WHAT TO DO: How many of the lines below hold the word "title"? Answer only with the number.

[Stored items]
%%

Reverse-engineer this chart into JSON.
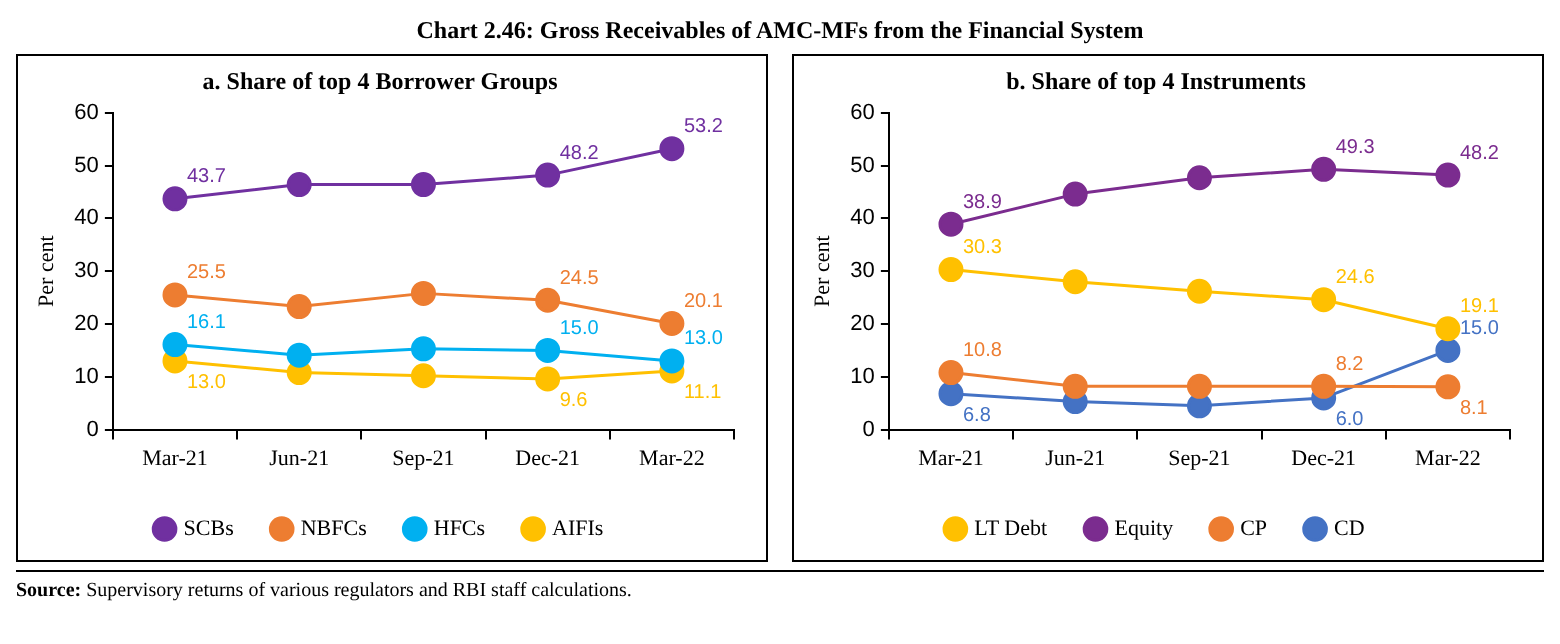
{
  "chart_data": [
    {
      "type": "other",
      "title": "Chart 2.46: Gross Receivables of AMC-MFs from the Financial System",
      "annotations": [
        "Source: Supervisory returns of various regulators and RBI staff calculations."
      ]
    },
    {
      "type": "line",
      "title": "a. Share of top 4 Borrower Groups",
      "ylabel": "Per cent",
      "categories": [
        "Mar-21",
        "Jun-21",
        "Sep-21",
        "Dec-21",
        "Mar-22"
      ],
      "ylim": [
        0,
        60
      ],
      "yticks": [
        0,
        10,
        20,
        30,
        40,
        50,
        60
      ],
      "grid": false,
      "legend": "bottom",
      "marker": "circle",
      "series": [
        {
          "name": "SCBs",
          "color": "#7030a0",
          "values": [
            43.7,
            46.4,
            46.4,
            48.2,
            53.2
          ],
          "value_labels": [
            "43.7",
            null,
            null,
            "48.2",
            "53.2"
          ]
        },
        {
          "name": "NBFCs",
          "color": "#ed7d31",
          "values": [
            25.5,
            23.3,
            25.8,
            24.5,
            20.1
          ],
          "value_labels": [
            "25.5",
            null,
            null,
            "24.5",
            "20.1"
          ]
        },
        {
          "name": "HFCs",
          "color": "#00b0f0",
          "values": [
            16.1,
            14.1,
            15.3,
            15.0,
            13.0
          ],
          "value_labels": [
            "16.1",
            null,
            null,
            "15.0",
            "13.0"
          ]
        },
        {
          "name": "AIFIs",
          "color": "#ffc000",
          "values": [
            13.0,
            10.8,
            10.2,
            9.6,
            11.1
          ],
          "value_labels": [
            "13.0",
            null,
            null,
            "9.6",
            "11.1"
          ]
        }
      ]
    },
    {
      "type": "line",
      "title": "b. Share of top 4 Instruments",
      "ylabel": "Per cent",
      "categories": [
        "Mar-21",
        "Jun-21",
        "Sep-21",
        "Dec-21",
        "Mar-22"
      ],
      "ylim": [
        0,
        60
      ],
      "yticks": [
        0,
        10,
        20,
        30,
        40,
        50,
        60
      ],
      "grid": false,
      "legend": "bottom",
      "marker": "circle",
      "series": [
        {
          "name": "LT Debt",
          "color": "#ffc000",
          "values": [
            30.3,
            28.0,
            26.2,
            24.6,
            19.1
          ],
          "value_labels": [
            "30.3",
            null,
            null,
            "24.6",
            "19.1"
          ]
        },
        {
          "name": "Equity",
          "color": "#7b2c8f",
          "values": [
            38.9,
            44.6,
            47.7,
            49.3,
            48.2
          ],
          "value_labels": [
            "38.9",
            null,
            null,
            "49.3",
            "48.2"
          ]
        },
        {
          "name": "CP",
          "color": "#ed7d31",
          "values": [
            10.8,
            8.2,
            8.2,
            8.2,
            8.1
          ],
          "value_labels": [
            "10.8",
            null,
            null,
            "8.2",
            "8.1"
          ]
        },
        {
          "name": "CD",
          "color": "#4472c4",
          "values": [
            6.8,
            5.3,
            4.5,
            6.0,
            15.0
          ],
          "value_labels": [
            "6.8",
            null,
            null,
            "6.0",
            "15.0"
          ]
        }
      ]
    }
  ]
}
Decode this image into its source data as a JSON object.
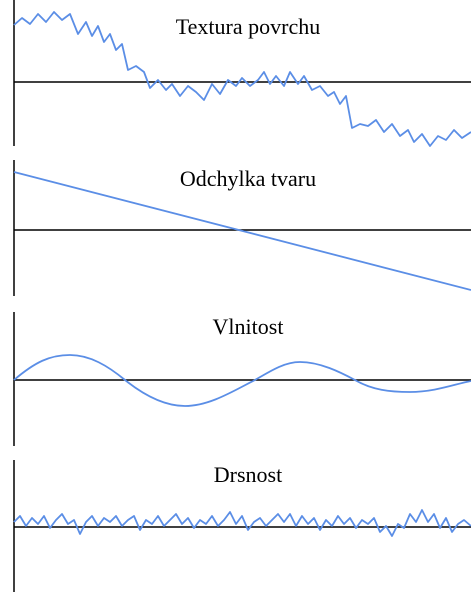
{
  "panels": [
    {
      "title": "Textura povrchu"
    },
    {
      "title": "Odchylka tvaru"
    },
    {
      "title": "Vlnitost"
    },
    {
      "title": "Drsnost"
    }
  ]
}
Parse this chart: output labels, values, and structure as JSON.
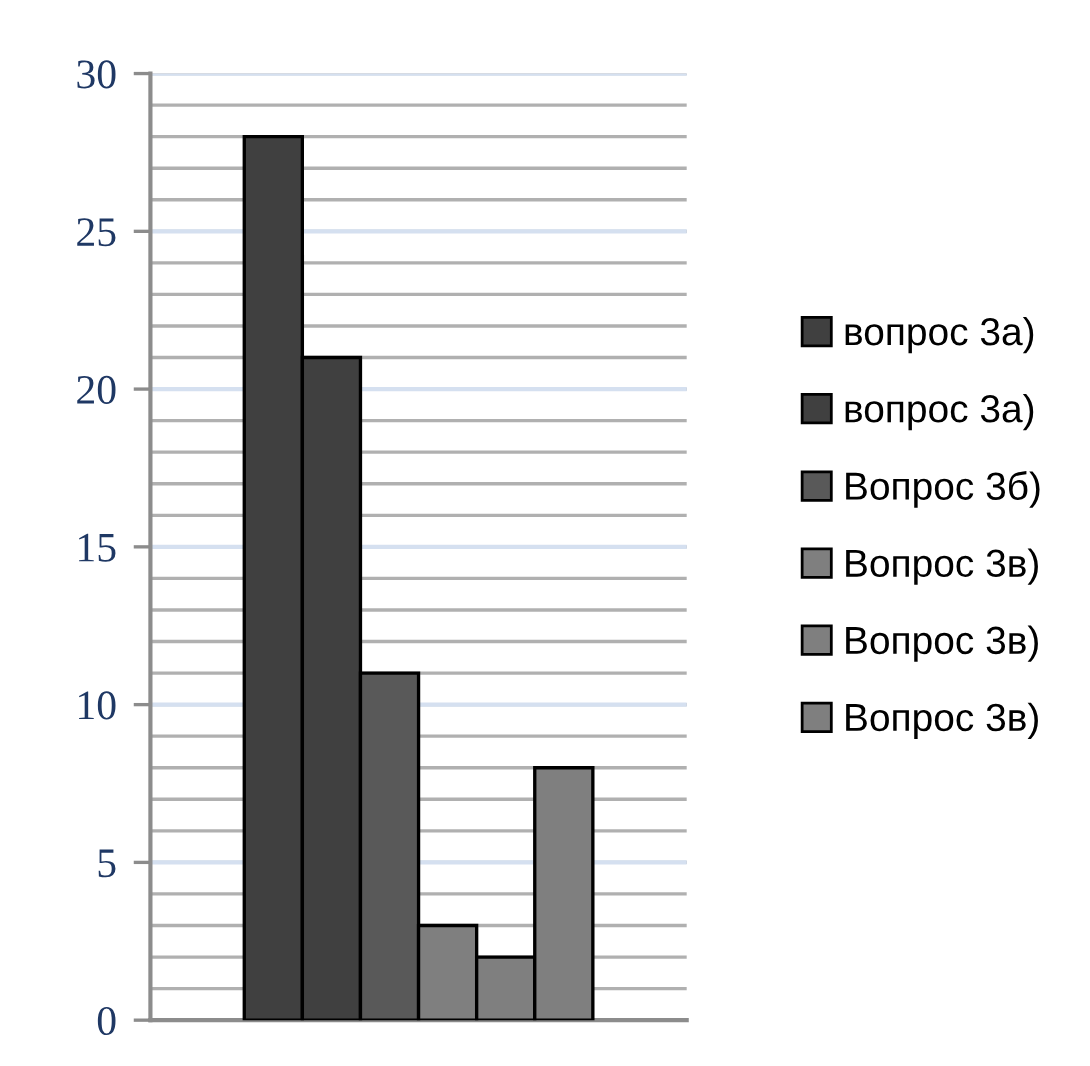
{
  "chart_data": {
    "type": "bar",
    "categories": [
      null
    ],
    "series": [
      {
        "name": "вопрос 3а)",
        "color": "#404040",
        "values": [
          28
        ]
      },
      {
        "name": "вопрос 3а)",
        "color": "#404040",
        "values": [
          21
        ]
      },
      {
        "name": "Вопрос 3б)",
        "color": "#595959",
        "values": [
          11
        ]
      },
      {
        "name": "Вопрос 3в)",
        "color": "#7f7f7f",
        "values": [
          3
        ]
      },
      {
        "name": "Вопрос 3в)",
        "color": "#7f7f7f",
        "values": [
          2
        ]
      },
      {
        "name": "Вопрос 3в)",
        "color": "#7f7f7f",
        "values": [
          8
        ]
      }
    ],
    "ylim": [
      0,
      30
    ],
    "yticks": [
      0,
      5,
      10,
      15,
      20,
      25,
      30
    ],
    "grid": "y",
    "legend": "right"
  }
}
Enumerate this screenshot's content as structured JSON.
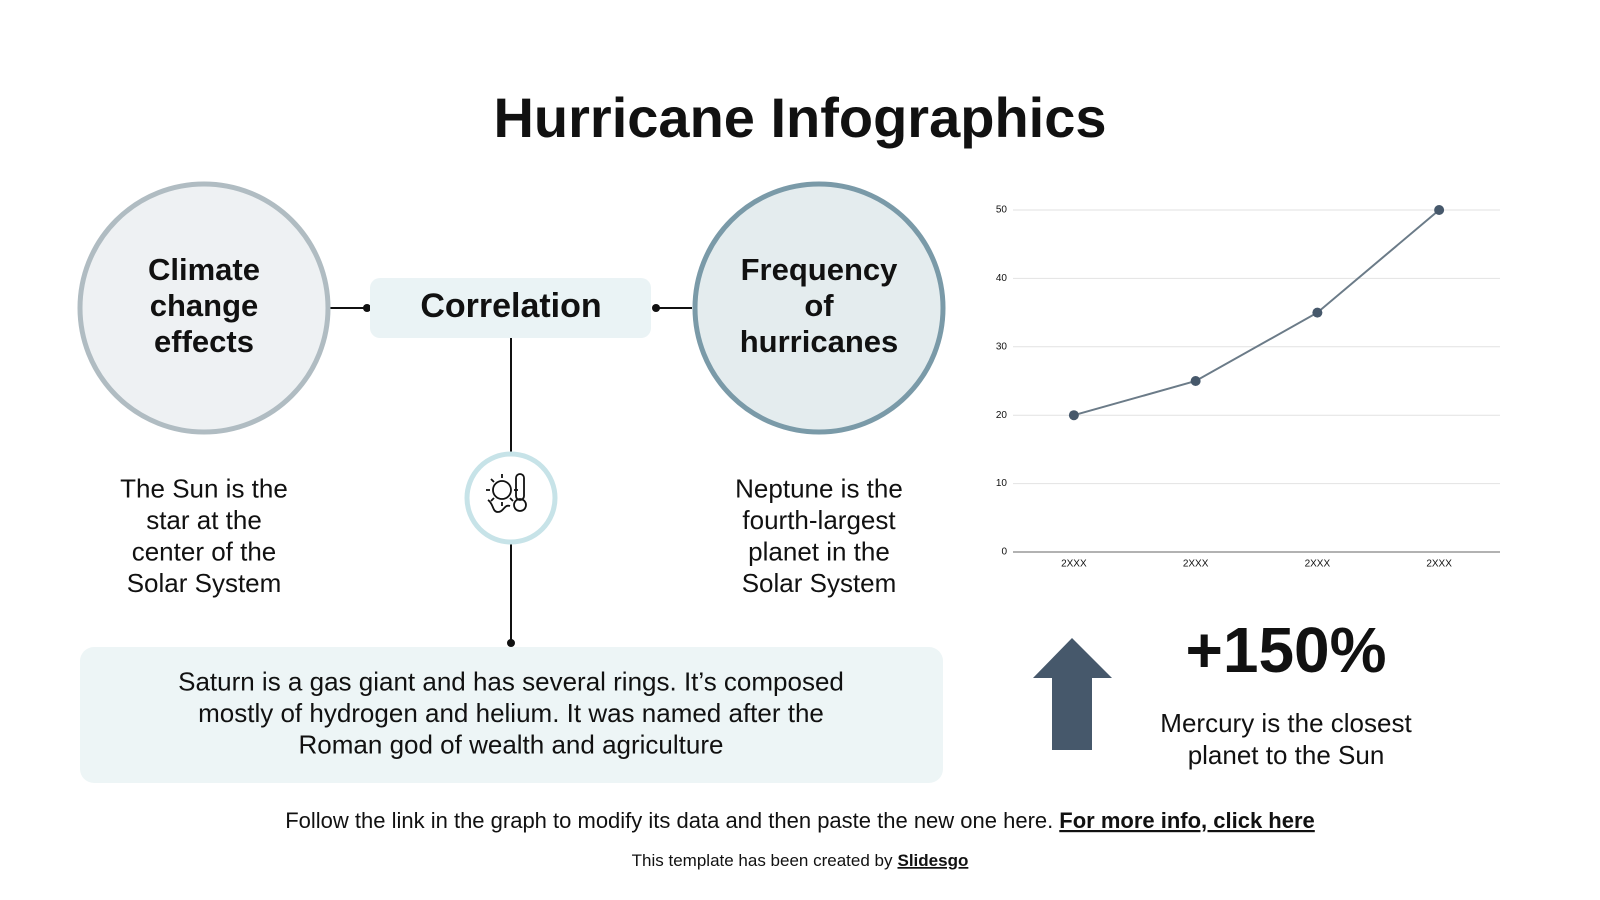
{
  "title": "Hurricane Infographics",
  "nodes": [
    {
      "label": [
        "Climate",
        "change",
        "effects"
      ]
    },
    {
      "label": [
        "Correlation"
      ]
    },
    {
      "label": [
        "Frequency",
        "of",
        "hurricanes"
      ]
    }
  ],
  "descriptions": [
    [
      "The Sun is the",
      "star at the",
      "center of the",
      "Solar System"
    ],
    [
      "Neptune is the",
      "fourth-largest",
      "planet in the",
      "Solar System"
    ]
  ],
  "summary": [
    "Saturn is a gas giant and has several rings. It’s composed",
    "mostly of hydrogen and helium. It was named after the",
    "Roman god of wealth and agriculture"
  ],
  "stat": {
    "value": "+150%",
    "caption": [
      "Mercury is the closest",
      "planet to the Sun"
    ]
  },
  "footer": {
    "text": "Follow the link in the graph to modify its data and then paste the new one here.",
    "link": "For more info, click here"
  },
  "credit": {
    "text": "This template has been created by",
    "link": "Slidesgo"
  },
  "chart_data": {
    "type": "line",
    "categories": [
      "2XXX",
      "2XXX",
      "2XXX",
      "2XXX"
    ],
    "values": [
      20,
      25,
      35,
      50
    ],
    "color": "#6b7b88",
    "marker_color": "#46586b",
    "ylim": [
      0,
      50
    ],
    "yticks": [
      0,
      10,
      20,
      30,
      40,
      50
    ],
    "grid": true
  }
}
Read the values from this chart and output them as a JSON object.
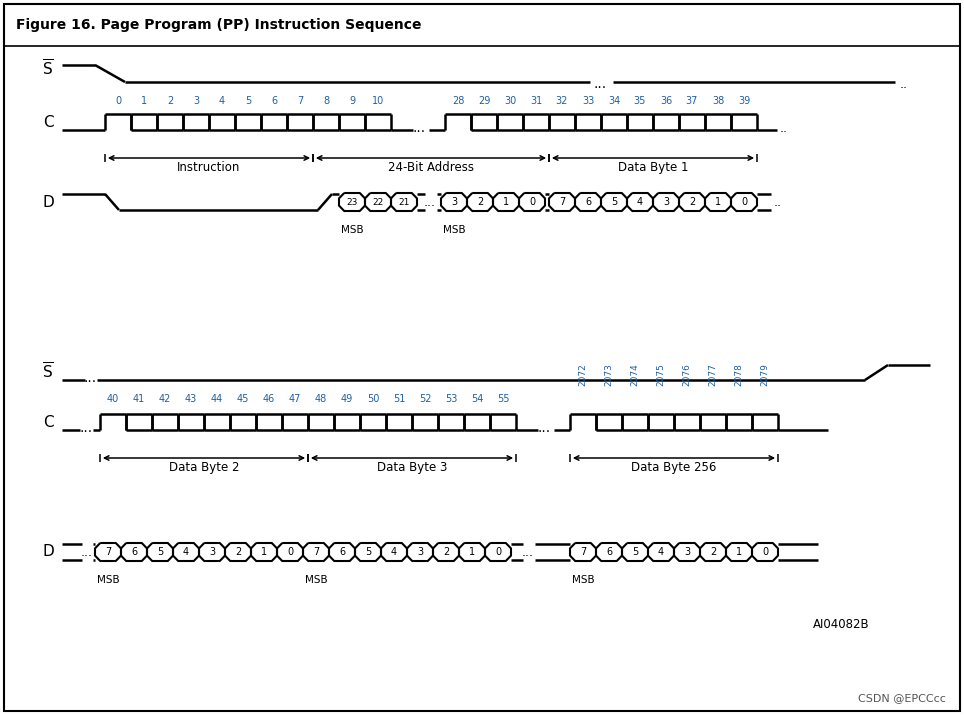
{
  "title": "Figure 16. Page Program (PP) Instruction Sequence",
  "watermark": "CSDN @EPCCcc",
  "ref_code": "AI04082B",
  "bg_color": "#ffffff",
  "border_color": "#000000",
  "signal_color": "#000000",
  "blue_color": "#2060a0",
  "figsize": [
    9.64,
    7.15
  ],
  "dpi": 100,
  "clk_labels_top1": [
    "0",
    "1",
    "2",
    "3",
    "4",
    "5",
    "6",
    "7",
    "8",
    "9",
    "10"
  ],
  "clk_labels_top2": [
    "28",
    "29",
    "30",
    "31",
    "32",
    "33",
    "34",
    "35",
    "36",
    "37",
    "38",
    "39"
  ],
  "clk_labels_bot1": [
    "40",
    "41",
    "42",
    "43",
    "44",
    "45",
    "46",
    "47",
    "48",
    "49",
    "50",
    "51",
    "52",
    "53",
    "54",
    "55"
  ],
  "clk_labels_bot2": [
    "2072",
    "2073",
    "2074",
    "2075",
    "2076",
    "2077",
    "2078",
    "2079"
  ],
  "addr_cells_1": [
    "23",
    "22",
    "21"
  ],
  "addr_cells_2": [
    "3",
    "2",
    "1",
    "0"
  ],
  "data_cells_1": [
    "7",
    "6",
    "5",
    "4",
    "3",
    "2",
    "1",
    "0"
  ],
  "data_cells_b2": [
    "7",
    "6",
    "5",
    "4",
    "3",
    "2",
    "1",
    "0"
  ],
  "data_cells_b3": [
    "7",
    "6",
    "5",
    "4",
    "3",
    "2",
    "1",
    "0"
  ],
  "data_cells_b256": [
    "7",
    "6",
    "5",
    "4",
    "3",
    "2",
    "1",
    "0"
  ]
}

%%

SOLVED EXERCISE: 9